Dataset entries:
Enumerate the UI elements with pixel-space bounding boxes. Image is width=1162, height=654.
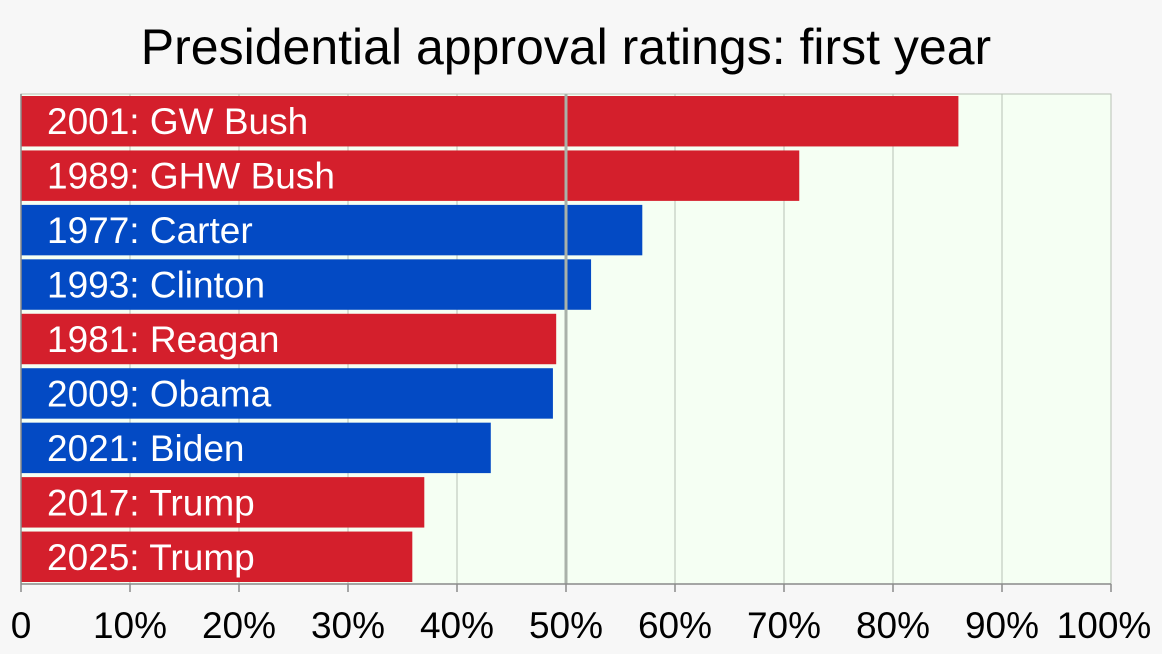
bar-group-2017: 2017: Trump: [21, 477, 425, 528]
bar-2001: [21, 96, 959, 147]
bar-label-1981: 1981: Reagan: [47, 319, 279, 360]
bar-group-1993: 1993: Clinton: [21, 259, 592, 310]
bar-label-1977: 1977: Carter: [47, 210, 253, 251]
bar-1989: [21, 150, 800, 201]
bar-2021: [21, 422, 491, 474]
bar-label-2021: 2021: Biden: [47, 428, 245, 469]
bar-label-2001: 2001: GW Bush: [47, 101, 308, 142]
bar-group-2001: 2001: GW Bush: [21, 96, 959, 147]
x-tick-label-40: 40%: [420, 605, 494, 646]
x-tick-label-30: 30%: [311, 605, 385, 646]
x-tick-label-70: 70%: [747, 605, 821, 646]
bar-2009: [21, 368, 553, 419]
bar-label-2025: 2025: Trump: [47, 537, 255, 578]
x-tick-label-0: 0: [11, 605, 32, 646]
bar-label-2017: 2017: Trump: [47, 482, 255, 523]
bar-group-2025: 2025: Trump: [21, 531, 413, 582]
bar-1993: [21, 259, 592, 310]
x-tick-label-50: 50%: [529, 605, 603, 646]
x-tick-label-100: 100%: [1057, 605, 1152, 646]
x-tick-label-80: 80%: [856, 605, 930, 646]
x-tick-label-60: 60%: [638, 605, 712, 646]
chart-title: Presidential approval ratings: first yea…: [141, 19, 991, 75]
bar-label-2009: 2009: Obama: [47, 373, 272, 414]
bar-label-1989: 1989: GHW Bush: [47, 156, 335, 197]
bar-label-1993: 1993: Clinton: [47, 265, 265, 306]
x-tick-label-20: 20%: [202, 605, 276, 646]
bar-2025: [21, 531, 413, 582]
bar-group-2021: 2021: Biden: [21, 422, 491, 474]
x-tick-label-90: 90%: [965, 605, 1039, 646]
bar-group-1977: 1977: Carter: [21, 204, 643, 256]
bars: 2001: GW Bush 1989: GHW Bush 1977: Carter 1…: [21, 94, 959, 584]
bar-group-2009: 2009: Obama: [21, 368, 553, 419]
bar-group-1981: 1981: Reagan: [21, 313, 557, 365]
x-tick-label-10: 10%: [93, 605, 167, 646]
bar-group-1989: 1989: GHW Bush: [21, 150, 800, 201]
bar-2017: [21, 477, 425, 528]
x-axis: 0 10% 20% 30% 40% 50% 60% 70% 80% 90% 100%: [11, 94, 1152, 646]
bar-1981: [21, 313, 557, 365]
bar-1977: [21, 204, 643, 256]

## DIRECTION
Render every one of the entries above as a JSON list of strings, one string per line, with blank lines dropped. Omit the pictures from your answer.

## THE COMPLETED TASK
[
  "Enumerate the UI elements with pixel-space bounding boxes. Image is width=1162, height=654.",
  "bar-group-2017: 2017: Trump: [21, 477, 425, 528]",
  "bar-2001: [21, 96, 959, 147]",
  "bar-label-1981: 1981: Reagan: [47, 319, 279, 360]",
  "bar-group-1993: 1993: Clinton: [21, 259, 592, 310]",
  "bar-label-1977: 1977: Carter: [47, 210, 253, 251]",
  "bar-1989: [21, 150, 800, 201]",
  "bar-2021: [21, 422, 491, 474]",
  "bar-label-2021: 2021: Biden: [47, 428, 245, 469]",
  "bar-label-2001: 2001: GW Bush: [47, 101, 308, 142]",
  "bar-group-2001: 2001: GW Bush: [21, 96, 959, 147]",
  "x-tick-label-40: 40%: [420, 605, 494, 646]",
  "x-tick-label-30: 30%: [311, 605, 385, 646]",
  "x-tick-label-70: 70%: [747, 605, 821, 646]",
  "bar-2009: [21, 368, 553, 419]",
  "bar-label-2025: 2025: Trump: [47, 537, 255, 578]",
  "x-tick-label-0: 0: [11, 605, 32, 646]",
  "bar-label-2017: 2017: Trump: [47, 482, 255, 523]",
  "bar-group-2025: 2025: Trump: [21, 531, 413, 582]",
  "bar-1993: [21, 259, 592, 310]",
  "x-tick-label-50: 50%: [529, 605, 603, 646]",
  "x-tick-label-100: 100%: [1057, 605, 1152, 646]",
  "x-tick-label-80: 80%: [856, 605, 930, 646]",
  "x-tick-label-60: 60%: [638, 605, 712, 646]",
  "chart-title: Presidential approval ratings: first yea…: [141, 19, 991, 75]",
  "bar-label-2009: 2009: Obama: [47, 373, 272, 414]",
  "bar-label-1989: 1989: GHW Bush: [47, 156, 335, 197]",
  "bar-label-1993: 1993: Clinton: [47, 265, 265, 306]",
  "x-tick-label-20: 20%: [202, 605, 276, 646]",
  "bar-2025: [21, 531, 413, 582]",
  "bar-group-2021: 2021: Biden: [21, 422, 491, 474]",
  "x-tick-label-90: 90%: [965, 605, 1039, 646]",
  "bar-group-1977: 1977: Carter: [21, 204, 643, 256]",
  "bars: 2001: GW Bush 1989: GHW Bush 1977: Carter 1…: [21, 94, 959, 584]",
  "bar-group-2009: 2009: Obama: [21, 368, 553, 419]",
  "bar-group-1981: 1981: Reagan: [21, 313, 557, 365]",
  "x-tick-label-10: 10%: [93, 605, 167, 646]",
  "bar-group-1989: 1989: GHW Bush: [21, 150, 800, 201]",
  "bar-2017: [21, 477, 425, 528]",
  "x-axis: 0 10% 20% 30% 40% 50% 60% 70% 80% 90% 100%: [11, 94, 1152, 646]",
  "bar-1981: [21, 313, 557, 365]",
  "bar-1977: [21, 204, 643, 256]"
]